--- Begin MATERIAL ---

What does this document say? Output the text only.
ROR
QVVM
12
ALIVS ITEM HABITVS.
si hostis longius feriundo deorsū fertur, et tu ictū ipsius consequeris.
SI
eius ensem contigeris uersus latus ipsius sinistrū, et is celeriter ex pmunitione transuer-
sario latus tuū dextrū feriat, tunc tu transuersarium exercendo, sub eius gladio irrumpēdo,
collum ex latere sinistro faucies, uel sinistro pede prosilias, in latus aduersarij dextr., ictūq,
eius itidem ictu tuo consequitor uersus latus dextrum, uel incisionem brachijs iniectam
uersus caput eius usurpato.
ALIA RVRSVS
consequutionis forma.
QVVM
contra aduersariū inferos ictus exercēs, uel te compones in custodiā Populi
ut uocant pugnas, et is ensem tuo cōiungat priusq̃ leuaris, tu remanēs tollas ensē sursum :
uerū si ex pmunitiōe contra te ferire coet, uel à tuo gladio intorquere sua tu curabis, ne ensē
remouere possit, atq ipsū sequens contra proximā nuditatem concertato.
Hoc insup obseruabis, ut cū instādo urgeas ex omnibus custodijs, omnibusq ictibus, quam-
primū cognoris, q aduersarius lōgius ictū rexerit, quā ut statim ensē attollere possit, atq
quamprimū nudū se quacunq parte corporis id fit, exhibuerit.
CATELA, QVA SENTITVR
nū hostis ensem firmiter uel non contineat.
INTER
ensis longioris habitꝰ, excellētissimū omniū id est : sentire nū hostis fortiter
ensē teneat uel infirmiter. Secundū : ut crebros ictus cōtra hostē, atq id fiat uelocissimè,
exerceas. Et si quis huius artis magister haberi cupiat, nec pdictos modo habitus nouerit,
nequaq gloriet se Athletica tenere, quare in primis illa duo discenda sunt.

--- End MATERIAL ---

▶ INSTRUCTIONS FOR THE TASK
Reproduce all the records precisely.

▶ FINISHED ANSWER
What does this document say? Output the text only.
ROR
QVVM
12
ALIVS ITEM HABITVS.
si hostis longius feriundo deorsū fertur, et tu ictū ipsius consequeris.
SI
eius ensem contigeris uersus latus ipsius sinistrū, et is celeriter ex pmunitione transuer-
sario latus tuū dextrū feriat, tunc tu transuersarium exercendo, sub eius gladio irrumpēdo,
collum ex latere sinistro faucies, uel sinistro pede prosilias, in latus aduersarij dextr., ictūq,
eius itidem ictu tuo consequitor uersus latus dextrum, uel incisionem brachijs iniectam
uersus caput eius usurpato.
ALIA RVRSVS
consequutionis forma.
QVVM
contra aduersariū inferos ictus exercēs, uel te compones in custodiā Populi
ut uocant pugnas, et is ensem tuo cōiungat priusq̃ leuaris, tu remanēs tollas ensē sursum :
uerū si ex pmunitiōe contra te ferire coet, uel à tuo gladio intorquere sua tu curabis, ne ensē
remouere possit, atq ipsū sequens contra proximā nuditatem concertato.
Hoc insup obseruabis, ut cū instādo urgeas ex omnibus custodijs, omnibusq ictibus, quam-
primū cognoris, q aduersarius lōgius ictū rexerit, quā ut statim ensē attollere possit, atq
quamprimū nudū se quacunq parte corporis id fit, exhibuerit.
CATELA, QVA SENTITVR
nū hostis ensem firmiter uel non contineat.
INTER
ensis longioris habitꝰ, excellētissimū omniū id est : sentire nū hostis fortiter
ensē teneat uel infirmiter. Secundū : ut crebros ictus cōtra hostē, atq id fiat uelocissimè,
exerceas. Et si quis huius artis magister haberi cupiat, nec pdictos modo habitus nouerit,
nequaq gloriet se Athletica tenere, quare in primis illa duo discenda sunt.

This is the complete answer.